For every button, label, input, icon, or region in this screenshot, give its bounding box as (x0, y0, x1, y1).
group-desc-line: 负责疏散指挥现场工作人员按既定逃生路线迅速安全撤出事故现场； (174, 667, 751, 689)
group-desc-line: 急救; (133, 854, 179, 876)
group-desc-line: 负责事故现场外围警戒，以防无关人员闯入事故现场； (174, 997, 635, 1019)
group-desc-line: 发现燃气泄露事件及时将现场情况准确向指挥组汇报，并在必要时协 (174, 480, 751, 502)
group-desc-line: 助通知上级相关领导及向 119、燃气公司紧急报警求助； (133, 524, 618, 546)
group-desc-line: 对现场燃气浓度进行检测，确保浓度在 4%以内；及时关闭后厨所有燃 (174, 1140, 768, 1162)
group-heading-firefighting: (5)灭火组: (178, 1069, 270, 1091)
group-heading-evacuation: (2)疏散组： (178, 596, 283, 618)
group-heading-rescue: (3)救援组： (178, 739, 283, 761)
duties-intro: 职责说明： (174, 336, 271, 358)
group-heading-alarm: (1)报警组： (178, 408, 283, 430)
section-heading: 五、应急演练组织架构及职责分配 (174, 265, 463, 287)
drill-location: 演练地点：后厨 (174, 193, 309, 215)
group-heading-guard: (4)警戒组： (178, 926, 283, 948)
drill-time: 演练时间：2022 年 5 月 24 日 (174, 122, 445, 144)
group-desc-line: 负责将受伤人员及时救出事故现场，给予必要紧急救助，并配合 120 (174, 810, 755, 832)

+---+

» **To do**
Reproduce every item with each occurrence of "group-desc-line" changed to "description-line" and everything else unchanged.

» **Output of the task**
For every button, label, input, icon, or region in this screenshot, give its bounding box as (x0, y0, x1, y1).
description-line: 负责疏散指挥现场工作人员按既定逃生路线迅速安全撤出事故现场； (174, 667, 751, 689)
description-line: 急救; (133, 854, 179, 876)
description-line: 负责事故现场外围警戒，以防无关人员闯入事故现场； (174, 997, 635, 1019)
description-line: 发现燃气泄露事件及时将现场情况准确向指挥组汇报，并在必要时协 (174, 480, 751, 502)
description-line: 助通知上级相关领导及向 119、燃气公司紧急报警求助； (133, 524, 618, 546)
description-line: 对现场燃气浓度进行检测，确保浓度在 4%以内；及时关闭后厨所有燃 (174, 1140, 768, 1162)
group-heading-firefighting: (5)灭火组: (178, 1069, 270, 1091)
group-heading-evacuation: (2)疏散组： (178, 596, 283, 618)
group-heading-rescue: (3)救援组： (178, 739, 283, 761)
duties-intro: 职责说明： (174, 336, 271, 358)
group-heading-alarm: (1)报警组： (178, 408, 283, 430)
section-heading: 五、应急演练组织架构及职责分配 (174, 265, 463, 287)
drill-location: 演练地点：后厨 (174, 193, 309, 215)
group-heading-guard: (4)警戒组： (178, 926, 283, 948)
drill-time: 演练时间：2022 年 5 月 24 日 (174, 122, 445, 144)
description-line: 负责将受伤人员及时救出事故现场，给予必要紧急救助，并配合 120 (174, 810, 755, 832)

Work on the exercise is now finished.